» Problem
Transcribe the entries that follow exactly as they appear, minus pictures.

--- Start of Information provided ---

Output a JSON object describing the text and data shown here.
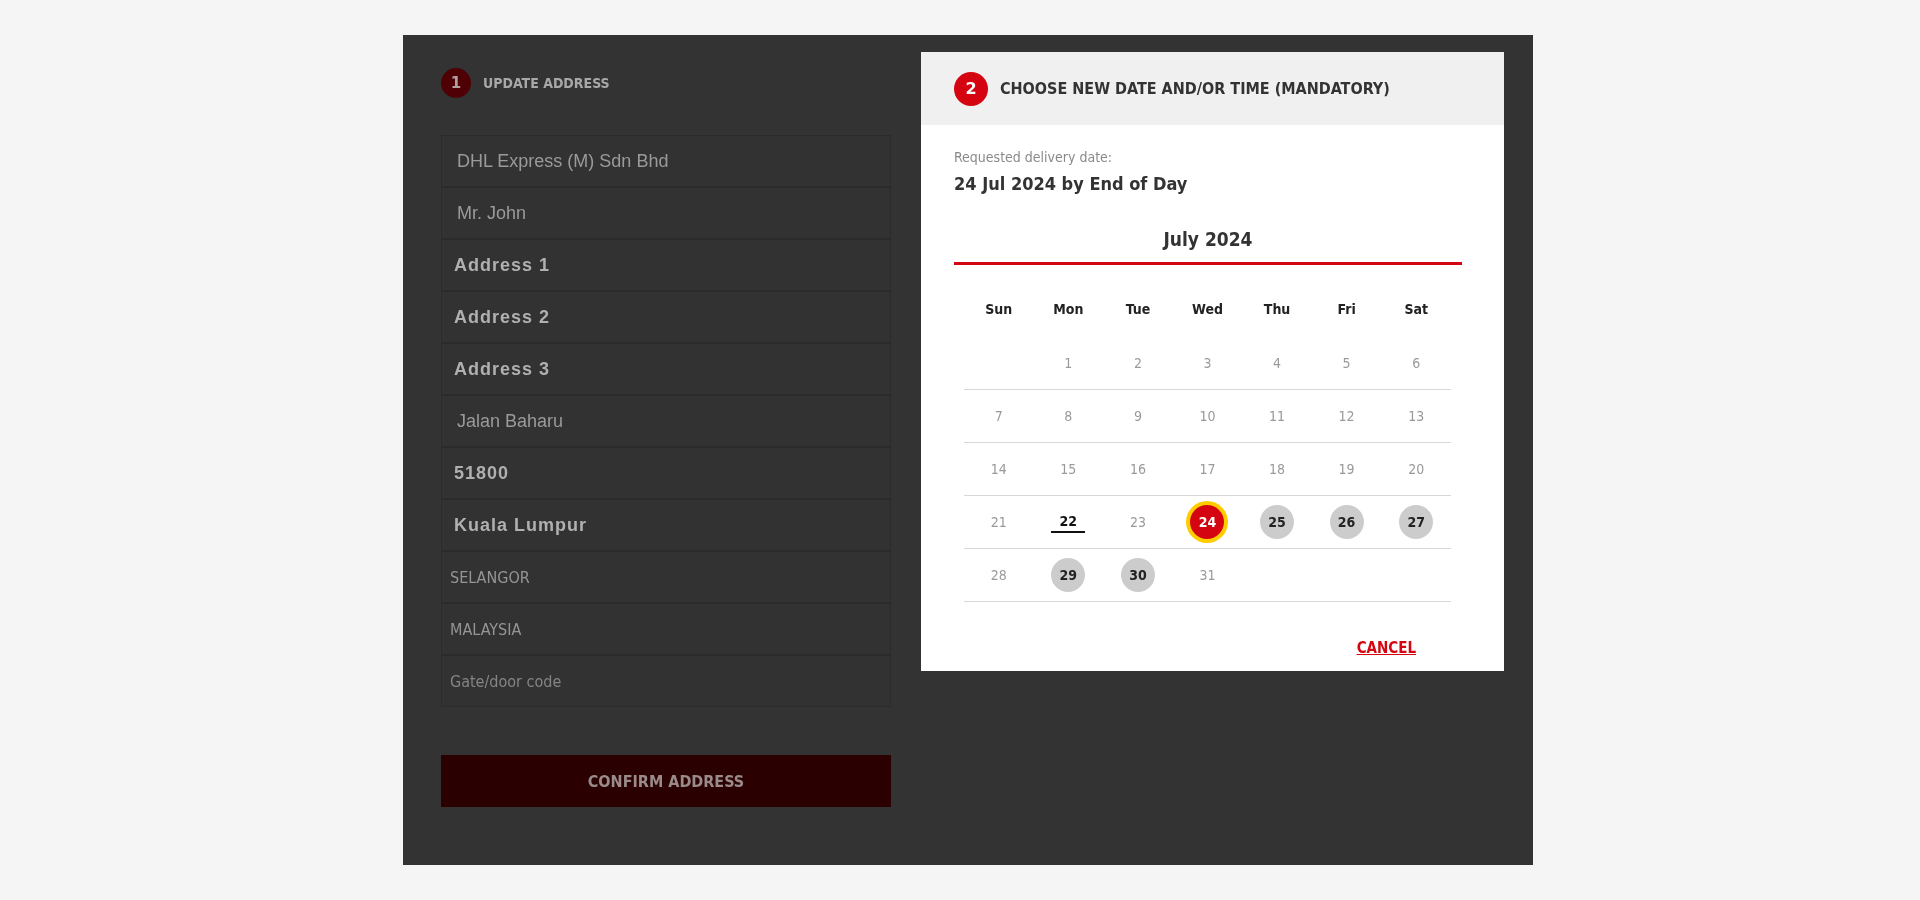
{
  "address_step": {
    "number": "1",
    "title": "UPDATE ADDRESS"
  },
  "fields": [
    {
      "kind": "plain",
      "value": "DHL Express (M) Sdn Bhd"
    },
    {
      "kind": "plain",
      "value": "Mr. John"
    },
    {
      "kind": "strong",
      "value": "Address 1"
    },
    {
      "kind": "strong",
      "value": "Address 2"
    },
    {
      "kind": "strong",
      "value": "Address 3"
    },
    {
      "kind": "plain",
      "value": "Jalan Baharu"
    },
    {
      "kind": "strong",
      "value": "51800"
    },
    {
      "kind": "strong",
      "value": "Kuala Lumpur"
    },
    {
      "kind": "condensed",
      "value": "SELANGOR"
    },
    {
      "kind": "condensed",
      "value": "MALAYSIA"
    },
    {
      "kind": "condensed",
      "placeholder": "Gate/door code"
    }
  ],
  "confirm_button": "CONFIRM ADDRESS",
  "dialog": {
    "number": "2",
    "title": "CHOOSE NEW DATE AND/OR TIME (MANDATORY)",
    "requested_label": "Requested delivery date:",
    "requested_value": "24 Jul 2024 by End of Day",
    "month": "July 2024",
    "weekdays": [
      "Sun",
      "Mon",
      "Tue",
      "Wed",
      "Thu",
      "Fri",
      "Sat"
    ],
    "weeks": [
      [
        {
          "kind": "empty"
        },
        {
          "kind": "day",
          "label": "1",
          "available": false,
          "today": false,
          "selected": false
        },
        {
          "kind": "day",
          "label": "2",
          "available": false,
          "today": false,
          "selected": false
        },
        {
          "kind": "day",
          "label": "3",
          "available": false,
          "today": false,
          "selected": false
        },
        {
          "kind": "day",
          "label": "4",
          "available": false,
          "today": false,
          "selected": false
        },
        {
          "kind": "day",
          "label": "5",
          "available": false,
          "today": false,
          "selected": false
        },
        {
          "kind": "day",
          "label": "6",
          "available": false,
          "today": false,
          "selected": false
        }
      ],
      [
        {
          "kind": "day",
          "label": "7",
          "available": false,
          "today": false,
          "selected": false
        },
        {
          "kind": "day",
          "label": "8",
          "available": false,
          "today": false,
          "selected": false
        },
        {
          "kind": "day",
          "label": "9",
          "available": false,
          "today": false,
          "selected": false
        },
        {
          "kind": "day",
          "label": "10",
          "available": false,
          "today": false,
          "selected": false
        },
        {
          "kind": "day",
          "label": "11",
          "available": false,
          "today": false,
          "selected": false
        },
        {
          "kind": "day",
          "label": "12",
          "available": false,
          "today": false,
          "selected": false
        },
        {
          "kind": "day",
          "label": "13",
          "available": false,
          "today": false,
          "selected": false
        }
      ],
      [
        {
          "kind": "day",
          "label": "14",
          "available": false,
          "today": false,
          "selected": false
        },
        {
          "kind": "day",
          "label": "15",
          "available": false,
          "today": false,
          "selected": false
        },
        {
          "kind": "day",
          "label": "16",
          "available": false,
          "today": false,
          "selected": false
        },
        {
          "kind": "day",
          "label": "17",
          "available": false,
          "today": false,
          "selected": false
        },
        {
          "kind": "day",
          "label": "18",
          "available": false,
          "today": false,
          "selected": false
        },
        {
          "kind": "day",
          "label": "19",
          "available": false,
          "today": false,
          "selected": false
        },
        {
          "kind": "day",
          "label": "20",
          "available": false,
          "today": false,
          "selected": false
        }
      ],
      [
        {
          "kind": "day",
          "label": "21",
          "available": false,
          "today": false,
          "selected": false
        },
        {
          "kind": "day",
          "label": "22",
          "available": false,
          "today": true,
          "selected": false
        },
        {
          "kind": "day",
          "label": "23",
          "available": false,
          "today": false,
          "selected": false
        },
        {
          "kind": "day",
          "label": "24",
          "available": true,
          "today": false,
          "selected": true
        },
        {
          "kind": "day",
          "label": "25",
          "available": true,
          "today": false,
          "selected": false
        },
        {
          "kind": "day",
          "label": "26",
          "available": true,
          "today": false,
          "selected": false
        },
        {
          "kind": "day",
          "label": "27",
          "available": true,
          "today": false,
          "selected": false
        }
      ],
      [
        {
          "kind": "day",
          "label": "28",
          "available": false,
          "today": false,
          "selected": false
        },
        {
          "kind": "day",
          "label": "29",
          "available": true,
          "today": false,
          "selected": false
        },
        {
          "kind": "day",
          "label": "30",
          "available": true,
          "today": false,
          "selected": false
        },
        {
          "kind": "day",
          "label": "31",
          "available": false,
          "today": false,
          "selected": false
        },
        {
          "kind": "empty"
        },
        {
          "kind": "empty"
        },
        {
          "kind": "empty"
        }
      ]
    ],
    "cancel": "CANCEL"
  }
}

--- End of Information provided ---

» Task output
Output a JSON object describing the text and data shown here.
{
  "address_step": {
    "number": "1",
    "title": "UPDATE ADDRESS"
  },
  "fields": [
    {
      "kind": "plain",
      "value": "DHL Express (M) Sdn Bhd"
    },
    {
      "kind": "plain",
      "value": "Mr. John"
    },
    {
      "kind": "strong",
      "value": "Address 1"
    },
    {
      "kind": "strong",
      "value": "Address 2"
    },
    {
      "kind": "strong",
      "value": "Address 3"
    },
    {
      "kind": "plain",
      "value": "Jalan Baharu"
    },
    {
      "kind": "strong",
      "value": "51800"
    },
    {
      "kind": "strong",
      "value": "Kuala Lumpur"
    },
    {
      "kind": "condensed",
      "value": "SELANGOR"
    },
    {
      "kind": "condensed",
      "value": "MALAYSIA"
    },
    {
      "kind": "condensed",
      "placeholder": "Gate/door code"
    }
  ],
  "confirm_button": "CONFIRM ADDRESS",
  "dialog": {
    "number": "2",
    "title": "CHOOSE NEW DATE AND/OR TIME (MANDATORY)",
    "requested_label": "Requested delivery date:",
    "requested_value": "24 Jul 2024 by End of Day",
    "month": "July 2024",
    "weekdays": [
      "Sun",
      "Mon",
      "Tue",
      "Wed",
      "Thu",
      "Fri",
      "Sat"
    ],
    "weeks": [
      [
        {
          "kind": "empty"
        },
        {
          "kind": "day",
          "label": "1",
          "available": false,
          "today": false,
          "selected": false
        },
        {
          "kind": "day",
          "label": "2",
          "available": false,
          "today": false,
          "selected": false
        },
        {
          "kind": "day",
          "label": "3",
          "available": false,
          "today": false,
          "selected": false
        },
        {
          "kind": "day",
          "label": "4",
          "available": false,
          "today": false,
          "selected": false
        },
        {
          "kind": "day",
          "label": "5",
          "available": false,
          "today": false,
          "selected": false
        },
        {
          "kind": "day",
          "label": "6",
          "available": false,
          "today": false,
          "selected": false
        }
      ],
      [
        {
          "kind": "day",
          "label": "7",
          "available": false,
          "today": false,
          "selected": false
        },
        {
          "kind": "day",
          "label": "8",
          "available": false,
          "today": false,
          "selected": false
        },
        {
          "kind": "day",
          "label": "9",
          "available": false,
          "today": false,
          "selected": false
        },
        {
          "kind": "day",
          "label": "10",
          "available": false,
          "today": false,
          "selected": false
        },
        {
          "kind": "day",
          "label": "11",
          "available": false,
          "today": false,
          "selected": false
        },
        {
          "kind": "day",
          "label": "12",
          "available": false,
          "today": false,
          "selected": false
        },
        {
          "kind": "day",
          "label": "13",
          "available": false,
          "today": false,
          "selected": false
        }
      ],
      [
        {
          "kind": "day",
          "label": "14",
          "available": false,
          "today": false,
          "selected": false
        },
        {
          "kind": "day",
          "label": "15",
          "available": false,
          "today": false,
          "selected": false
        },
        {
          "kind": "day",
          "label": "16",
          "available": false,
          "today": false,
          "selected": false
        },
        {
          "kind": "day",
          "label": "17",
          "available": false,
          "today": false,
          "selected": false
        },
        {
          "kind": "day",
          "label": "18",
          "available": false,
          "today": false,
          "selected": false
        },
        {
          "kind": "day",
          "label": "19",
          "available": false,
          "today": false,
          "selected": false
        },
        {
          "kind": "day",
          "label": "20",
          "available": false,
          "today": false,
          "selected": false
        }
      ],
      [
        {
          "kind": "day",
          "label": "21",
          "available": false,
          "today": false,
          "selected": false
        },
        {
          "kind": "day",
          "label": "22",
          "available": false,
          "today": true,
          "selected": false
        },
        {
          "kind": "day",
          "label": "23",
          "available": false,
          "today": false,
          "selected": false
        },
        {
          "kind": "day",
          "label": "24",
          "available": true,
          "today": false,
          "selected": true
        },
        {
          "kind": "day",
          "label": "25",
          "available": true,
          "today": false,
          "selected": false
        },
        {
          "kind": "day",
          "label": "26",
          "available": true,
          "today": false,
          "selected": false
        },
        {
          "kind": "day",
          "label": "27",
          "available": true,
          "today": false,
          "selected": false
        }
      ],
      [
        {
          "kind": "day",
          "label": "28",
          "available": false,
          "today": false,
          "selected": false
        },
        {
          "kind": "day",
          "label": "29",
          "available": true,
          "today": false,
          "selected": false
        },
        {
          "kind": "day",
          "label": "30",
          "available": true,
          "today": false,
          "selected": false
        },
        {
          "kind": "day",
          "label": "31",
          "available": false,
          "today": false,
          "selected": false
        },
        {
          "kind": "empty"
        },
        {
          "kind": "empty"
        },
        {
          "kind": "empty"
        }
      ]
    ],
    "cancel": "CANCEL"
  }
}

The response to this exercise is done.